## Figure data in JSON

┄┄┄┄┄┄┄┄┄┄

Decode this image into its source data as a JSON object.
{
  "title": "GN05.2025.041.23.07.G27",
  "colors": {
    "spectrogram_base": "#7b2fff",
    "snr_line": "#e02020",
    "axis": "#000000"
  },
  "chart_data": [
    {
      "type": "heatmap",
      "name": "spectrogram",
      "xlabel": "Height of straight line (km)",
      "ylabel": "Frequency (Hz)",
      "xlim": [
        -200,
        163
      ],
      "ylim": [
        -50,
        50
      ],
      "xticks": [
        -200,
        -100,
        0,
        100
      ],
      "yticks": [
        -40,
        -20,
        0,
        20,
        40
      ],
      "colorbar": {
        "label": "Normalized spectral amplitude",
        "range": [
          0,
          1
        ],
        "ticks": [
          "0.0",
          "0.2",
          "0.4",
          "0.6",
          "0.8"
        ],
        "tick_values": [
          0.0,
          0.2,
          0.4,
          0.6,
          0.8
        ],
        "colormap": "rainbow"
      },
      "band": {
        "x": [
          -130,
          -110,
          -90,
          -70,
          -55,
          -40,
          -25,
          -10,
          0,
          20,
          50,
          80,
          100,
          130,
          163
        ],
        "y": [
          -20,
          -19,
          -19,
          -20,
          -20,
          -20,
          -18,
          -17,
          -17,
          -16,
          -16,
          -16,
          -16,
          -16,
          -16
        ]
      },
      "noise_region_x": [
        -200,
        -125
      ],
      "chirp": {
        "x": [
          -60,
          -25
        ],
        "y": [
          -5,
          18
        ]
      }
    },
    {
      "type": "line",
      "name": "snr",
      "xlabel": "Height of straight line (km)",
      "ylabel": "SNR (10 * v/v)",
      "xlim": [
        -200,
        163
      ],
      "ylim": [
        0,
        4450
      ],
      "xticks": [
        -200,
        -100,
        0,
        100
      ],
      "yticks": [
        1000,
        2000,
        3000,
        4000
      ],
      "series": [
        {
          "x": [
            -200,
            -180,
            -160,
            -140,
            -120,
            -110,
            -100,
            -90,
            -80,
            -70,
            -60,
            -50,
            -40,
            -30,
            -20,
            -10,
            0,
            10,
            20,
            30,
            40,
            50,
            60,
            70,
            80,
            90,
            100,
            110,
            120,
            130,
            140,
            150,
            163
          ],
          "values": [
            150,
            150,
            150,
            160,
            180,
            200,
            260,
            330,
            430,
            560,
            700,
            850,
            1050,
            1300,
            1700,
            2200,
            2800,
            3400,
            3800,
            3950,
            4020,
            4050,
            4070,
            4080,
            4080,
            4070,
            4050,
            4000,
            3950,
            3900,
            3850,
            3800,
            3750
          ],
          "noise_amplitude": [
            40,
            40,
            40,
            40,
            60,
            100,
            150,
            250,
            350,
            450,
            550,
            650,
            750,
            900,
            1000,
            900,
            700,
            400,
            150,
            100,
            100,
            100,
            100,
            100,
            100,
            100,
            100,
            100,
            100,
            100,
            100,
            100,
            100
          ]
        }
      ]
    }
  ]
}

┄┄┄┄┄┄┄┄┄┄

## Written task
Nothing may be left out: return each entry exactly as it reads.

## Exercise result
Decode this image into its source data as a JSON object.
{
  "title": "GN05.2025.041.23.07.G27",
  "colors": {
    "spectrogram_base": "#7b2fff",
    "snr_line": "#e02020",
    "axis": "#000000"
  },
  "chart_data": [
    {
      "type": "heatmap",
      "name": "spectrogram",
      "xlabel": "Height of straight line (km)",
      "ylabel": "Frequency (Hz)",
      "xlim": [
        -200,
        163
      ],
      "ylim": [
        -50,
        50
      ],
      "xticks": [
        -200,
        -100,
        0,
        100
      ],
      "yticks": [
        -40,
        -20,
        0,
        20,
        40
      ],
      "colorbar": {
        "label": "Normalized spectral amplitude",
        "range": [
          0,
          1
        ],
        "ticks": [
          "0.0",
          "0.2",
          "0.4",
          "0.6",
          "0.8"
        ],
        "tick_values": [
          0.0,
          0.2,
          0.4,
          0.6,
          0.8
        ],
        "colormap": "rainbow"
      },
      "band": {
        "x": [
          -130,
          -110,
          -90,
          -70,
          -55,
          -40,
          -25,
          -10,
          0,
          20,
          50,
          80,
          100,
          130,
          163
        ],
        "y": [
          -20,
          -19,
          -19,
          -20,
          -20,
          -20,
          -18,
          -17,
          -17,
          -16,
          -16,
          -16,
          -16,
          -16,
          -16
        ]
      },
      "noise_region_x": [
        -200,
        -125
      ],
      "chirp": {
        "x": [
          -60,
          -25
        ],
        "y": [
          -5,
          18
        ]
      }
    },
    {
      "type": "line",
      "name": "snr",
      "xlabel": "Height of straight line (km)",
      "ylabel": "SNR (10 * v/v)",
      "xlim": [
        -200,
        163
      ],
      "ylim": [
        0,
        4450
      ],
      "xticks": [
        -200,
        -100,
        0,
        100
      ],
      "yticks": [
        1000,
        2000,
        3000,
        4000
      ],
      "series": [
        {
          "x": [
            -200,
            -180,
            -160,
            -140,
            -120,
            -110,
            -100,
            -90,
            -80,
            -70,
            -60,
            -50,
            -40,
            -30,
            -20,
            -10,
            0,
            10,
            20,
            30,
            40,
            50,
            60,
            70,
            80,
            90,
            100,
            110,
            120,
            130,
            140,
            150,
            163
          ],
          "values": [
            150,
            150,
            150,
            160,
            180,
            200,
            260,
            330,
            430,
            560,
            700,
            850,
            1050,
            1300,
            1700,
            2200,
            2800,
            3400,
            3800,
            3950,
            4020,
            4050,
            4070,
            4080,
            4080,
            4070,
            4050,
            4000,
            3950,
            3900,
            3850,
            3800,
            3750
          ],
          "noise_amplitude": [
            40,
            40,
            40,
            40,
            60,
            100,
            150,
            250,
            350,
            450,
            550,
            650,
            750,
            900,
            1000,
            900,
            700,
            400,
            150,
            100,
            100,
            100,
            100,
            100,
            100,
            100,
            100,
            100,
            100,
            100,
            100,
            100,
            100
          ]
        }
      ]
    }
  ]
}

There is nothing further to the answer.